INSTRUCTION >>
Go through the listing and copy each line with the string "送气针网兜".

DATA SUPPLIED >>
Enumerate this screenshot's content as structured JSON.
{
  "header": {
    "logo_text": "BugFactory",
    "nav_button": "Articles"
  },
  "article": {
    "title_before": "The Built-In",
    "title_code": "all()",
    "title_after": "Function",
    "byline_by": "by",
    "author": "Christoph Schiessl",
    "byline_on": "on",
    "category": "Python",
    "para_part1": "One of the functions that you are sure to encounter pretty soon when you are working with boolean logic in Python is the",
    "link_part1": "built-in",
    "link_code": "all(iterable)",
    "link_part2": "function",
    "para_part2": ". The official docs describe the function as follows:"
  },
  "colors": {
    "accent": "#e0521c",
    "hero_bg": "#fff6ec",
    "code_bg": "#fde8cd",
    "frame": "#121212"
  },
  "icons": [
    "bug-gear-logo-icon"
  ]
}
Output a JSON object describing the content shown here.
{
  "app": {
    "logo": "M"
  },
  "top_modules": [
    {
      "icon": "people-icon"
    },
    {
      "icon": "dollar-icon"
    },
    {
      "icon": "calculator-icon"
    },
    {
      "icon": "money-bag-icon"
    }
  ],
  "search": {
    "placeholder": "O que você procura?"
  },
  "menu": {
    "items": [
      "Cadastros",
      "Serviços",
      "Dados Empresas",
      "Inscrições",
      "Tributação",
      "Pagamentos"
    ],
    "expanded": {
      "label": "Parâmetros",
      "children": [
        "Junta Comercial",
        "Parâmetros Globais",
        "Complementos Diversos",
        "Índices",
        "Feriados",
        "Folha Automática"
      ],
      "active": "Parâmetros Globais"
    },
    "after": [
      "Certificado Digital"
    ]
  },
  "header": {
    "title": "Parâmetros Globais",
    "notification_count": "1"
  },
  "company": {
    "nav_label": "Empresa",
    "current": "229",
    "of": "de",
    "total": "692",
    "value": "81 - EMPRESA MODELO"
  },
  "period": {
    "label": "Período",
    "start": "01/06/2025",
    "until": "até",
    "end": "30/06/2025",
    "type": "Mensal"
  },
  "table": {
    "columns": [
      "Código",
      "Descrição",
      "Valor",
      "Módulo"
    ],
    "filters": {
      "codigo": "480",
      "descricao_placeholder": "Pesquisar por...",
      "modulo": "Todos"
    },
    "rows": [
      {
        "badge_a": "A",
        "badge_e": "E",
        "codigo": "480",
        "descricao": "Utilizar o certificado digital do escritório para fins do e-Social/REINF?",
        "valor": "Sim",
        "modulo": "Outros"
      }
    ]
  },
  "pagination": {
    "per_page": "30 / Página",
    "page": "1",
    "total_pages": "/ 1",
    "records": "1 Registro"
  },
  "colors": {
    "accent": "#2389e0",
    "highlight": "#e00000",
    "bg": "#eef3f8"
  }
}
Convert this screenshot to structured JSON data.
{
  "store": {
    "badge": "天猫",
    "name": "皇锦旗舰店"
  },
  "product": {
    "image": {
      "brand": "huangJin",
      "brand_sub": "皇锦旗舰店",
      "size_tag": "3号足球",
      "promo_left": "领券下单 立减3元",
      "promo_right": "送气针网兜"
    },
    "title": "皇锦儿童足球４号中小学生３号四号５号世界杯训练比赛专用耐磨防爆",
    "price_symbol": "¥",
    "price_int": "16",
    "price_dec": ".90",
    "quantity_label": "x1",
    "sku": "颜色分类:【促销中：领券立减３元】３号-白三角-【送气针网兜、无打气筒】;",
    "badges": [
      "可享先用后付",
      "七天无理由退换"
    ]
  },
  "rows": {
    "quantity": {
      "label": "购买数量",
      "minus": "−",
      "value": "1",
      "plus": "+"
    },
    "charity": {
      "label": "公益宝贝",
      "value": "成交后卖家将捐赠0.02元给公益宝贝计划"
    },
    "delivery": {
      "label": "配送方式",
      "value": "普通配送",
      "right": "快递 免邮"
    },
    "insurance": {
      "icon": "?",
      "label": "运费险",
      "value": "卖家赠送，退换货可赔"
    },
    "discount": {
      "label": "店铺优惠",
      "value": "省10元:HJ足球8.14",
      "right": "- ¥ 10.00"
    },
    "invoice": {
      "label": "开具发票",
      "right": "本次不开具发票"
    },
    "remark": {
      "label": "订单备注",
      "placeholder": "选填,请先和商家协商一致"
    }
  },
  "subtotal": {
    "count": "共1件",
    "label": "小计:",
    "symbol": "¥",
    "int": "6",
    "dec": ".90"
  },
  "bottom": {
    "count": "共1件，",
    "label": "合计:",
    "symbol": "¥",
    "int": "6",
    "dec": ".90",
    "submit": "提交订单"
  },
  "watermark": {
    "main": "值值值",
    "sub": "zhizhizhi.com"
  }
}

RESULT OF THE TASK >>
      "promo_right": "送气针网兜"
    "sku": "颜色分类:【促销中：领券立减３元】３号-白三角-【送气针网兜、无打气筒】;",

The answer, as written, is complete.